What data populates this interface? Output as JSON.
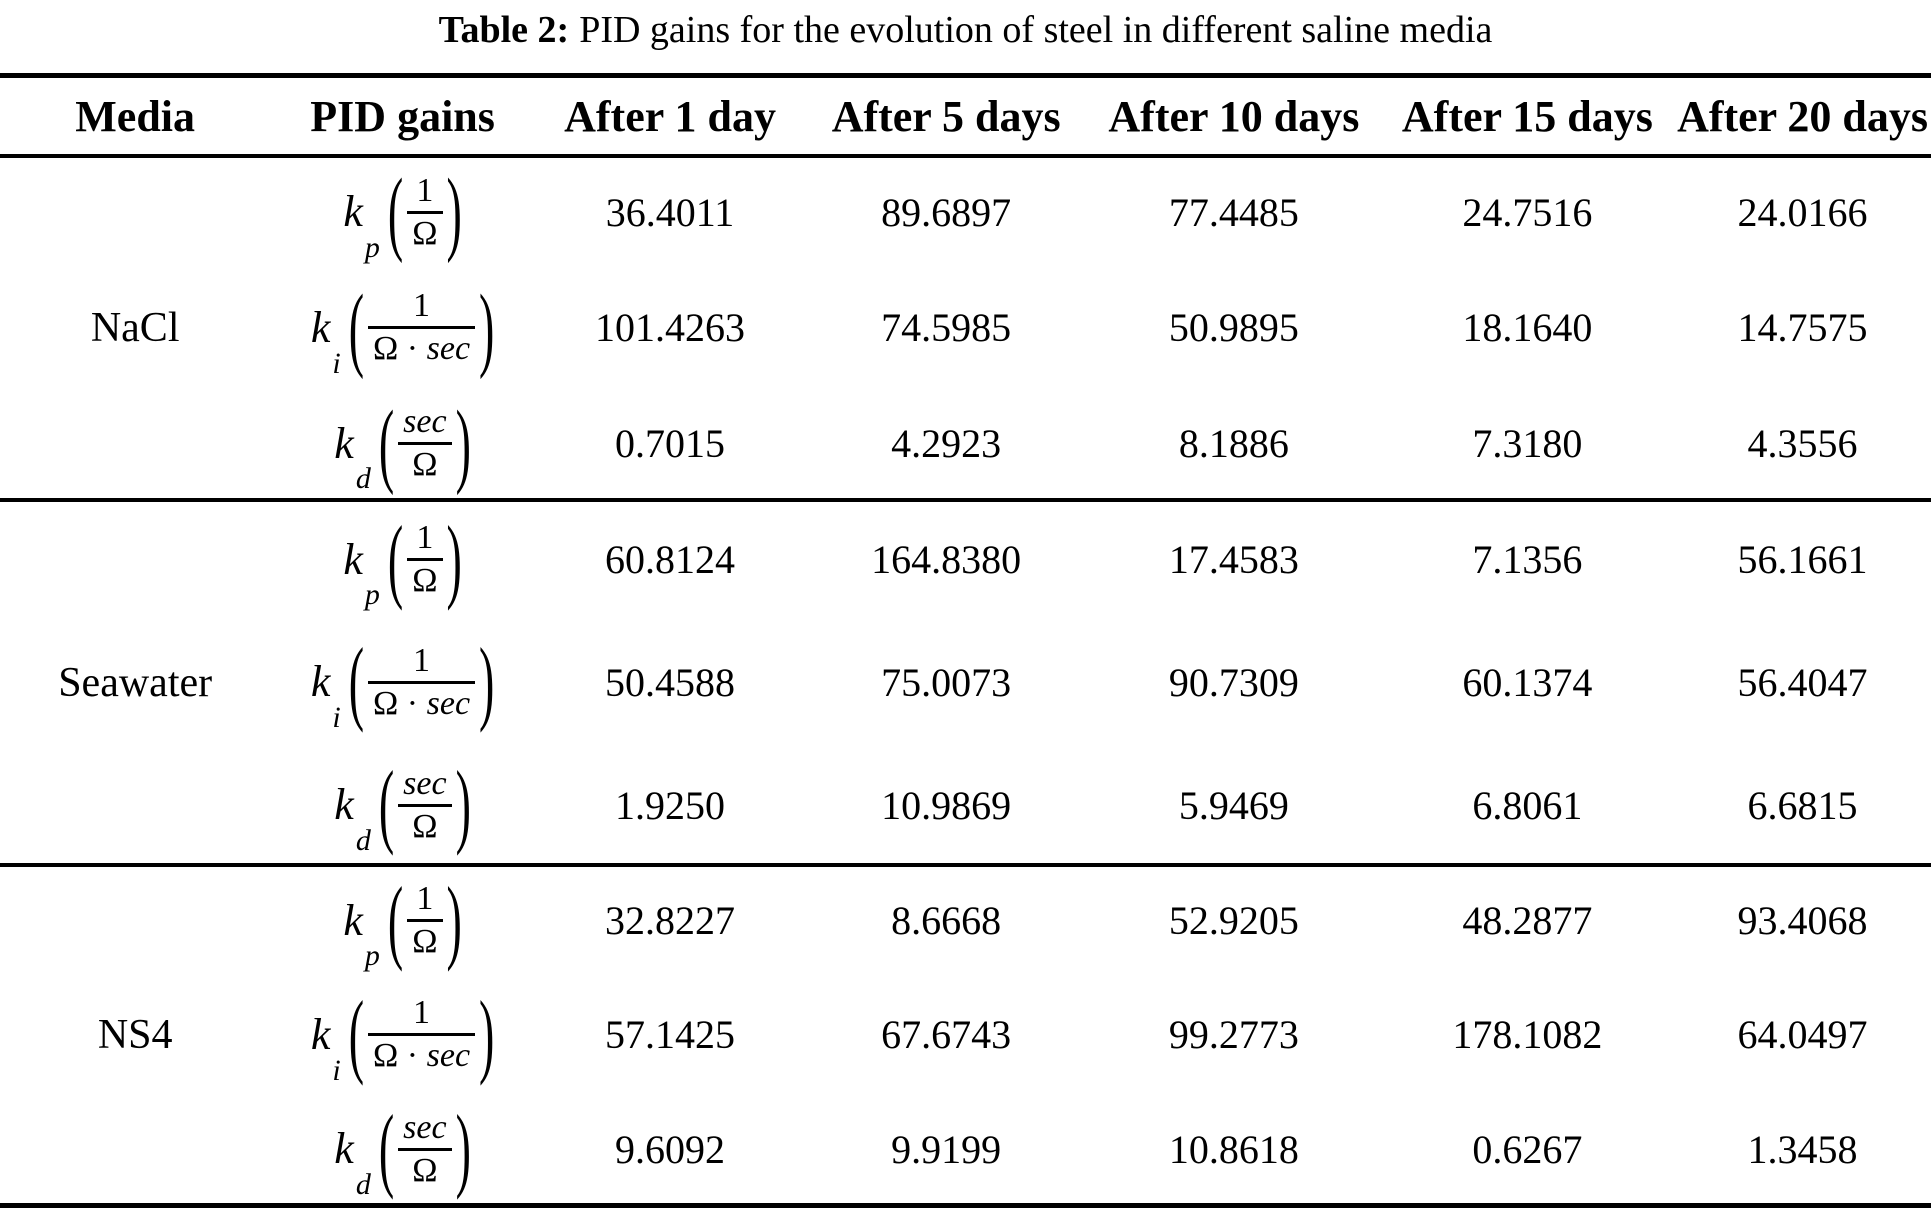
{
  "caption": {
    "label": "Table 2:",
    "text": "PID gains for the evolution of steel in different saline media"
  },
  "table": {
    "headers": [
      "Media",
      "PID gains",
      "After 1 day",
      "After 5 days",
      "After 10 days",
      "After 15 days",
      "After 20 days"
    ],
    "groups": [
      {
        "media": "NaCl",
        "rows": [
          {
            "formula": {
              "base": "k",
              "sub": "p",
              "num": [
                {
                  "text": "1",
                  "italic": false
                }
              ],
              "den": [
                {
                  "text": "Ω",
                  "italic": false
                }
              ]
            },
            "values": [
              "36.4011",
              "89.6897",
              "77.4485",
              "24.7516",
              "24.0166"
            ]
          },
          {
            "formula": {
              "base": "k",
              "sub": "i",
              "num": [
                {
                  "text": "1",
                  "italic": false
                }
              ],
              "den": [
                {
                  "text": "Ω",
                  "italic": false
                },
                {
                  "text": " · ",
                  "italic": false
                },
                {
                  "text": "sec",
                  "italic": true
                }
              ]
            },
            "values": [
              "101.4263",
              "74.5985",
              "50.9895",
              "18.1640",
              "14.7575"
            ]
          },
          {
            "formula": {
              "base": "k",
              "sub": "d",
              "num": [
                {
                  "text": "sec",
                  "italic": true
                }
              ],
              "den": [
                {
                  "text": "Ω",
                  "italic": false
                }
              ]
            },
            "values": [
              "0.7015",
              "4.2923",
              "8.1886",
              "7.3180",
              "4.3556"
            ]
          }
        ]
      },
      {
        "media": "Seawater",
        "rows": [
          {
            "formula": {
              "base": "k",
              "sub": "p",
              "num": [
                {
                  "text": "1",
                  "italic": false
                }
              ],
              "den": [
                {
                  "text": "Ω",
                  "italic": false
                }
              ]
            },
            "values": [
              "60.8124",
              "164.8380",
              "17.4583",
              "7.1356",
              "56.1661"
            ]
          },
          {
            "formula": {
              "base": "k",
              "sub": "i",
              "num": [
                {
                  "text": "1",
                  "italic": false
                }
              ],
              "den": [
                {
                  "text": "Ω",
                  "italic": false
                },
                {
                  "text": " · ",
                  "italic": false
                },
                {
                  "text": "sec",
                  "italic": true
                }
              ]
            },
            "values": [
              "50.4588",
              "75.0073",
              "90.7309",
              "60.1374",
              "56.4047"
            ]
          },
          {
            "formula": {
              "base": "k",
              "sub": "d",
              "num": [
                {
                  "text": "sec",
                  "italic": true
                }
              ],
              "den": [
                {
                  "text": "Ω",
                  "italic": false
                }
              ]
            },
            "values": [
              "1.9250",
              "10.9869",
              "5.9469",
              "6.8061",
              "6.6815"
            ]
          }
        ]
      },
      {
        "media": "NS4",
        "rows": [
          {
            "formula": {
              "base": "k",
              "sub": "p",
              "num": [
                {
                  "text": "1",
                  "italic": false
                }
              ],
              "den": [
                {
                  "text": "Ω",
                  "italic": false
                }
              ]
            },
            "values": [
              "32.8227",
              "8.6668",
              "52.9205",
              "48.2877",
              "93.4068"
            ]
          },
          {
            "formula": {
              "base": "k",
              "sub": "i",
              "num": [
                {
                  "text": "1",
                  "italic": false
                }
              ],
              "den": [
                {
                  "text": "Ω",
                  "italic": false
                },
                {
                  "text": " · ",
                  "italic": false
                },
                {
                  "text": "sec",
                  "italic": true
                }
              ]
            },
            "values": [
              "57.1425",
              "67.6743",
              "99.2773",
              "178.1082",
              "64.0497"
            ]
          },
          {
            "formula": {
              "base": "k",
              "sub": "d",
              "num": [
                {
                  "text": "sec",
                  "italic": true
                }
              ],
              "den": [
                {
                  "text": "Ω",
                  "italic": false
                }
              ]
            },
            "values": [
              "9.6092",
              "9.9199",
              "10.8618",
              "0.6267",
              "1.3458"
            ]
          }
        ]
      }
    ]
  }
}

**Do this**
Restate every record exactly, please; do not copy the pictures.

**Solution to the problem**
What data populates this interface? Output as JSON.
{
  "caption": {
    "label": "Table 2:",
    "text": "PID gains for the evolution of steel in different saline media"
  },
  "table": {
    "headers": [
      "Media",
      "PID gains",
      "After 1 day",
      "After 5 days",
      "After 10 days",
      "After 15 days",
      "After 20 days"
    ],
    "groups": [
      {
        "media": "NaCl",
        "rows": [
          {
            "formula": {
              "base": "k",
              "sub": "p",
              "num": [
                {
                  "text": "1",
                  "italic": false
                }
              ],
              "den": [
                {
                  "text": "Ω",
                  "italic": false
                }
              ]
            },
            "values": [
              "36.4011",
              "89.6897",
              "77.4485",
              "24.7516",
              "24.0166"
            ]
          },
          {
            "formula": {
              "base": "k",
              "sub": "i",
              "num": [
                {
                  "text": "1",
                  "italic": false
                }
              ],
              "den": [
                {
                  "text": "Ω",
                  "italic": false
                },
                {
                  "text": " · ",
                  "italic": false
                },
                {
                  "text": "sec",
                  "italic": true
                }
              ]
            },
            "values": [
              "101.4263",
              "74.5985",
              "50.9895",
              "18.1640",
              "14.7575"
            ]
          },
          {
            "formula": {
              "base": "k",
              "sub": "d",
              "num": [
                {
                  "text": "sec",
                  "italic": true
                }
              ],
              "den": [
                {
                  "text": "Ω",
                  "italic": false
                }
              ]
            },
            "values": [
              "0.7015",
              "4.2923",
              "8.1886",
              "7.3180",
              "4.3556"
            ]
          }
        ]
      },
      {
        "media": "Seawater",
        "rows": [
          {
            "formula": {
              "base": "k",
              "sub": "p",
              "num": [
                {
                  "text": "1",
                  "italic": false
                }
              ],
              "den": [
                {
                  "text": "Ω",
                  "italic": false
                }
              ]
            },
            "values": [
              "60.8124",
              "164.8380",
              "17.4583",
              "7.1356",
              "56.1661"
            ]
          },
          {
            "formula": {
              "base": "k",
              "sub": "i",
              "num": [
                {
                  "text": "1",
                  "italic": false
                }
              ],
              "den": [
                {
                  "text": "Ω",
                  "italic": false
                },
                {
                  "text": " · ",
                  "italic": false
                },
                {
                  "text": "sec",
                  "italic": true
                }
              ]
            },
            "values": [
              "50.4588",
              "75.0073",
              "90.7309",
              "60.1374",
              "56.4047"
            ]
          },
          {
            "formula": {
              "base": "k",
              "sub": "d",
              "num": [
                {
                  "text": "sec",
                  "italic": true
                }
              ],
              "den": [
                {
                  "text": "Ω",
                  "italic": false
                }
              ]
            },
            "values": [
              "1.9250",
              "10.9869",
              "5.9469",
              "6.8061",
              "6.6815"
            ]
          }
        ]
      },
      {
        "media": "NS4",
        "rows": [
          {
            "formula": {
              "base": "k",
              "sub": "p",
              "num": [
                {
                  "text": "1",
                  "italic": false
                }
              ],
              "den": [
                {
                  "text": "Ω",
                  "italic": false
                }
              ]
            },
            "values": [
              "32.8227",
              "8.6668",
              "52.9205",
              "48.2877",
              "93.4068"
            ]
          },
          {
            "formula": {
              "base": "k",
              "sub": "i",
              "num": [
                {
                  "text": "1",
                  "italic": false
                }
              ],
              "den": [
                {
                  "text": "Ω",
                  "italic": false
                },
                {
                  "text": " · ",
                  "italic": false
                },
                {
                  "text": "sec",
                  "italic": true
                }
              ]
            },
            "values": [
              "57.1425",
              "67.6743",
              "99.2773",
              "178.1082",
              "64.0497"
            ]
          },
          {
            "formula": {
              "base": "k",
              "sub": "d",
              "num": [
                {
                  "text": "sec",
                  "italic": true
                }
              ],
              "den": [
                {
                  "text": "Ω",
                  "italic": false
                }
              ]
            },
            "values": [
              "9.6092",
              "9.9199",
              "10.8618",
              "0.6267",
              "1.3458"
            ]
          }
        ]
      }
    ]
  }
}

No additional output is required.